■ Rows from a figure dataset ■

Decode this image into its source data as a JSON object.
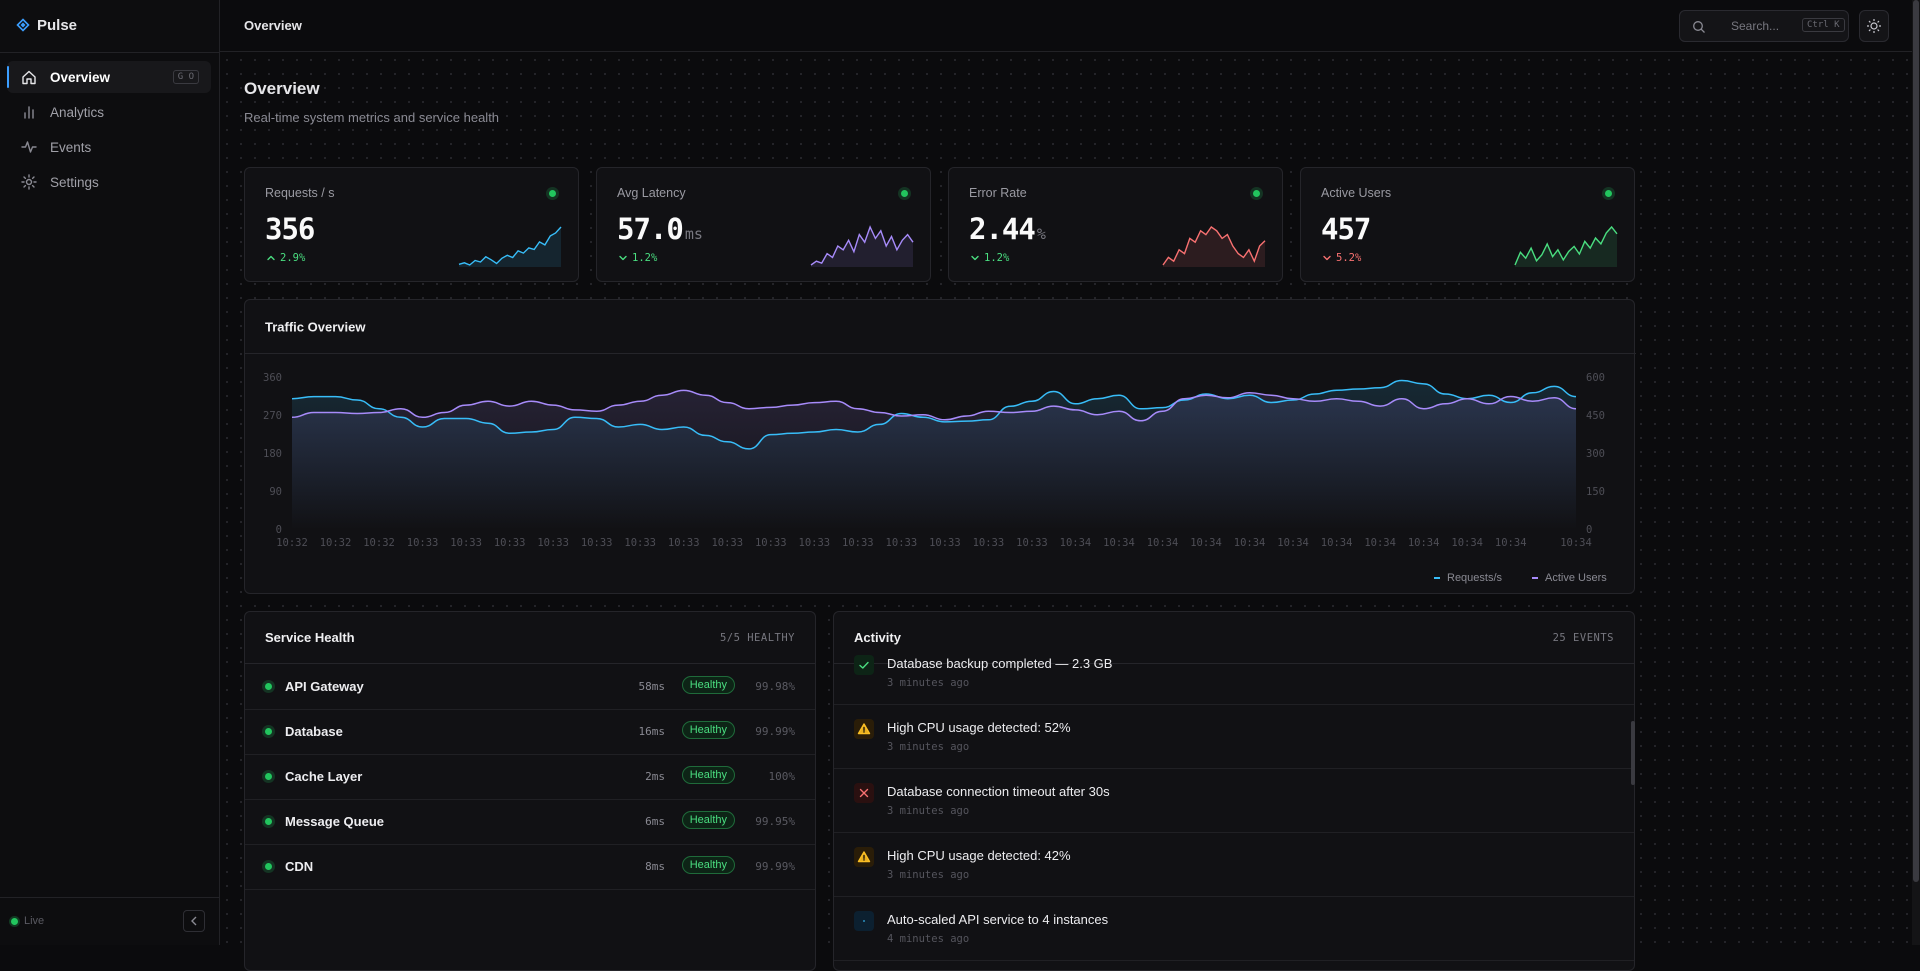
{
  "sidebar": {
    "brand": "Pulse",
    "nav": [
      {
        "label": "Overview",
        "shortcut": "G O",
        "active": true
      },
      {
        "label": "Analytics"
      },
      {
        "label": "Events"
      },
      {
        "label": "Settings"
      }
    ],
    "status": "Live"
  },
  "header": {
    "title": "Overview",
    "search": "Search...",
    "shortcut": "Ctrl K"
  },
  "page": {
    "title": "Overview",
    "subtitle": "Real-time system metrics and service health"
  },
  "kpis": [
    {
      "label": "Requests / s",
      "value": "356",
      "change": "2.9%",
      "direction": "up",
      "tone": "good",
      "color": "#38bdf8",
      "spark": [
        300,
        302,
        299,
        305,
        303,
        310,
        306,
        301,
        308,
        312,
        309,
        318,
        315,
        322,
        320,
        330,
        326,
        338,
        342,
        350
      ]
    },
    {
      "label": "Avg Latency",
      "value": "57.0",
      "unit": "ms",
      "change": "1.2%",
      "direction": "down",
      "tone": "good",
      "color": "#a78bfa",
      "spark": [
        42,
        44,
        43,
        48,
        46,
        52,
        50,
        55,
        49,
        58,
        54,
        62,
        56,
        60,
        52,
        57,
        50,
        55,
        58,
        54
      ]
    },
    {
      "label": "Error Rate",
      "value": "2.44",
      "unit": "%",
      "change": "1.2%",
      "direction": "down",
      "tone": "good",
      "color": "#f87171",
      "spark": [
        1.8,
        2.0,
        1.9,
        2.2,
        2.1,
        2.5,
        2.4,
        2.7,
        2.6,
        2.8,
        2.7,
        2.5,
        2.6,
        2.3,
        2.1,
        2.0,
        2.2,
        1.9,
        2.3,
        2.44
      ]
    },
    {
      "label": "Active Users",
      "value": "457",
      "change": "5.2%",
      "direction": "down",
      "tone": "bad",
      "color": "#4ade80",
      "spark": [
        420,
        435,
        428,
        440,
        425,
        432,
        445,
        430,
        438,
        426,
        436,
        442,
        433,
        448,
        440,
        452,
        445,
        458,
        465,
        457
      ]
    }
  ],
  "chart_data": {
    "type": "line",
    "title": "Traffic Overview",
    "categories": [
      "10:32",
      null,
      "10:32",
      null,
      "10:32",
      null,
      "10:33",
      null,
      "10:33",
      null,
      "10:33",
      null,
      "10:33",
      null,
      "10:33",
      null,
      "10:33",
      null,
      "10:33",
      null,
      "10:33",
      null,
      "10:33",
      null,
      "10:33",
      null,
      "10:33",
      null,
      "10:33",
      null,
      "10:33",
      null,
      "10:33",
      null,
      "10:33",
      null,
      "10:34",
      null,
      "10:34",
      null,
      "10:34",
      null,
      "10:34",
      null,
      "10:34",
      null,
      "10:34",
      null,
      "10:34",
      null,
      "10:34",
      null,
      "10:34",
      null,
      "10:34",
      null,
      "10:34",
      null,
      null,
      "10:34"
    ],
    "series": [
      {
        "name": "Requests/s",
        "color": "#38bdf8",
        "values": [
          311,
          316,
          316,
          308,
          287,
          267,
          244,
          264,
          264,
          253,
          229,
          232,
          238,
          267,
          264,
          244,
          250,
          238,
          244,
          224,
          209,
          192,
          226,
          229,
          232,
          238,
          232,
          250,
          276,
          267,
          256,
          258,
          261,
          293,
          305,
          328,
          299,
          311,
          319,
          287,
          290,
          308,
          322,
          311,
          319,
          302,
          308,
          322,
          331,
          334,
          337,
          354,
          346,
          322,
          311,
          319,
          302,
          325,
          340,
          316
        ]
      },
      {
        "name": "Active Users",
        "color": "#a78bfa",
        "axis": "y2",
        "values": [
          445,
          464,
          464,
          460,
          464,
          479,
          445,
          464,
          493,
          508,
          489,
          508,
          493,
          474,
          469,
          493,
          508,
          532,
          551,
          532,
          503,
          479,
          484,
          493,
          503,
          508,
          479,
          464,
          450,
          455,
          435,
          450,
          469,
          464,
          469,
          489,
          474,
          455,
          469,
          431,
          469,
          518,
          532,
          522,
          542,
          532,
          518,
          508,
          518,
          508,
          489,
          518,
          479,
          498,
          518,
          498,
          527,
          508,
          522,
          479
        ]
      }
    ],
    "ylim": [
      0,
      360
    ],
    "yticks": [
      0,
      90,
      180,
      270,
      360
    ],
    "y2lim": [
      0,
      600
    ],
    "y2ticks": [
      0,
      150,
      300,
      450,
      600
    ],
    "legend": "bottom-right"
  },
  "services": {
    "title": "Service Health",
    "summary": "5/5 HEALTHY",
    "rows": [
      {
        "name": "API Gateway",
        "latency": "58ms",
        "status": "Healthy",
        "uptime": "99.98%"
      },
      {
        "name": "Database",
        "latency": "16ms",
        "status": "Healthy",
        "uptime": "99.99%"
      },
      {
        "name": "Cache Layer",
        "latency": "2ms",
        "status": "Healthy",
        "uptime": "100%"
      },
      {
        "name": "Message Queue",
        "latency": "6ms",
        "status": "Healthy",
        "uptime": "99.95%"
      },
      {
        "name": "CDN",
        "latency": "8ms",
        "status": "Healthy",
        "uptime": "99.99%"
      }
    ]
  },
  "activity": {
    "title": "Activity",
    "summary": "25 EVENTS",
    "items": [
      {
        "level": "success",
        "text": "Database backup completed — 2.3 GB",
        "time": "3 minutes ago"
      },
      {
        "level": "warning",
        "text": "High CPU usage detected: 52%",
        "time": "3 minutes ago"
      },
      {
        "level": "error",
        "text": "Database connection timeout after 30s",
        "time": "3 minutes ago"
      },
      {
        "level": "warning",
        "text": "High CPU usage detected: 42%",
        "time": "3 minutes ago"
      },
      {
        "level": "info",
        "text": "Auto-scaled API service to 4 instances",
        "time": "4 minutes ago"
      }
    ]
  }
}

■ Stated goal ■
Transcribe each entry above exactly, apart from the pictures.

■ Task output ■
Decode this image into its source data as a JSON object.
{
  "sidebar": {
    "brand": "Pulse",
    "nav": [
      {
        "label": "Overview",
        "shortcut": "G O",
        "active": true
      },
      {
        "label": "Analytics"
      },
      {
        "label": "Events"
      },
      {
        "label": "Settings"
      }
    ],
    "status": "Live"
  },
  "header": {
    "title": "Overview",
    "search": "Search...",
    "shortcut": "Ctrl K"
  },
  "page": {
    "title": "Overview",
    "subtitle": "Real-time system metrics and service health"
  },
  "kpis": [
    {
      "label": "Requests / s",
      "value": "356",
      "change": "2.9%",
      "direction": "up",
      "tone": "good",
      "color": "#38bdf8",
      "spark": [
        300,
        302,
        299,
        305,
        303,
        310,
        306,
        301,
        308,
        312,
        309,
        318,
        315,
        322,
        320,
        330,
        326,
        338,
        342,
        350
      ]
    },
    {
      "label": "Avg Latency",
      "value": "57.0",
      "unit": "ms",
      "change": "1.2%",
      "direction": "down",
      "tone": "good",
      "color": "#a78bfa",
      "spark": [
        42,
        44,
        43,
        48,
        46,
        52,
        50,
        55,
        49,
        58,
        54,
        62,
        56,
        60,
        52,
        57,
        50,
        55,
        58,
        54
      ]
    },
    {
      "label": "Error Rate",
      "value": "2.44",
      "unit": "%",
      "change": "1.2%",
      "direction": "down",
      "tone": "good",
      "color": "#f87171",
      "spark": [
        1.8,
        2.0,
        1.9,
        2.2,
        2.1,
        2.5,
        2.4,
        2.7,
        2.6,
        2.8,
        2.7,
        2.5,
        2.6,
        2.3,
        2.1,
        2.0,
        2.2,
        1.9,
        2.3,
        2.44
      ]
    },
    {
      "label": "Active Users",
      "value": "457",
      "change": "5.2%",
      "direction": "down",
      "tone": "bad",
      "color": "#4ade80",
      "spark": [
        420,
        435,
        428,
        440,
        425,
        432,
        445,
        430,
        438,
        426,
        436,
        442,
        433,
        448,
        440,
        452,
        445,
        458,
        465,
        457
      ]
    }
  ],
  "chart_data": {
    "type": "line",
    "title": "Traffic Overview",
    "categories": [
      "10:32",
      null,
      "10:32",
      null,
      "10:32",
      null,
      "10:33",
      null,
      "10:33",
      null,
      "10:33",
      null,
      "10:33",
      null,
      "10:33",
      null,
      "10:33",
      null,
      "10:33",
      null,
      "10:33",
      null,
      "10:33",
      null,
      "10:33",
      null,
      "10:33",
      null,
      "10:33",
      null,
      "10:33",
      null,
      "10:33",
      null,
      "10:33",
      null,
      "10:34",
      null,
      "10:34",
      null,
      "10:34",
      null,
      "10:34",
      null,
      "10:34",
      null,
      "10:34",
      null,
      "10:34",
      null,
      "10:34",
      null,
      "10:34",
      null,
      "10:34",
      null,
      "10:34",
      null,
      null,
      "10:34"
    ],
    "series": [
      {
        "name": "Requests/s",
        "color": "#38bdf8",
        "values": [
          311,
          316,
          316,
          308,
          287,
          267,
          244,
          264,
          264,
          253,
          229,
          232,
          238,
          267,
          264,
          244,
          250,
          238,
          244,
          224,
          209,
          192,
          226,
          229,
          232,
          238,
          232,
          250,
          276,
          267,
          256,
          258,
          261,
          293,
          305,
          328,
          299,
          311,
          319,
          287,
          290,
          308,
          322,
          311,
          319,
          302,
          308,
          322,
          331,
          334,
          337,
          354,
          346,
          322,
          311,
          319,
          302,
          325,
          340,
          316
        ]
      },
      {
        "name": "Active Users",
        "color": "#a78bfa",
        "axis": "y2",
        "values": [
          445,
          464,
          464,
          460,
          464,
          479,
          445,
          464,
          493,
          508,
          489,
          508,
          493,
          474,
          469,
          493,
          508,
          532,
          551,
          532,
          503,
          479,
          484,
          493,
          503,
          508,
          479,
          464,
          450,
          455,
          435,
          450,
          469,
          464,
          469,
          489,
          474,
          455,
          469,
          431,
          469,
          518,
          532,
          522,
          542,
          532,
          518,
          508,
          518,
          508,
          489,
          518,
          479,
          498,
          518,
          498,
          527,
          508,
          522,
          479
        ]
      }
    ],
    "ylim": [
      0,
      360
    ],
    "yticks": [
      0,
      90,
      180,
      270,
      360
    ],
    "y2lim": [
      0,
      600
    ],
    "y2ticks": [
      0,
      150,
      300,
      450,
      600
    ],
    "legend": "bottom-right"
  },
  "services": {
    "title": "Service Health",
    "summary": "5/5 HEALTHY",
    "rows": [
      {
        "name": "API Gateway",
        "latency": "58ms",
        "status": "Healthy",
        "uptime": "99.98%"
      },
      {
        "name": "Database",
        "latency": "16ms",
        "status": "Healthy",
        "uptime": "99.99%"
      },
      {
        "name": "Cache Layer",
        "latency": "2ms",
        "status": "Healthy",
        "uptime": "100%"
      },
      {
        "name": "Message Queue",
        "latency": "6ms",
        "status": "Healthy",
        "uptime": "99.95%"
      },
      {
        "name": "CDN",
        "latency": "8ms",
        "status": "Healthy",
        "uptime": "99.99%"
      }
    ]
  },
  "activity": {
    "title": "Activity",
    "summary": "25 EVENTS",
    "items": [
      {
        "level": "success",
        "text": "Database backup completed — 2.3 GB",
        "time": "3 minutes ago"
      },
      {
        "level": "warning",
        "text": "High CPU usage detected: 52%",
        "time": "3 minutes ago"
      },
      {
        "level": "error",
        "text": "Database connection timeout after 30s",
        "time": "3 minutes ago"
      },
      {
        "level": "warning",
        "text": "High CPU usage detected: 42%",
        "time": "3 minutes ago"
      },
      {
        "level": "info",
        "text": "Auto-scaled API service to 4 instances",
        "time": "4 minutes ago"
      }
    ]
  }
}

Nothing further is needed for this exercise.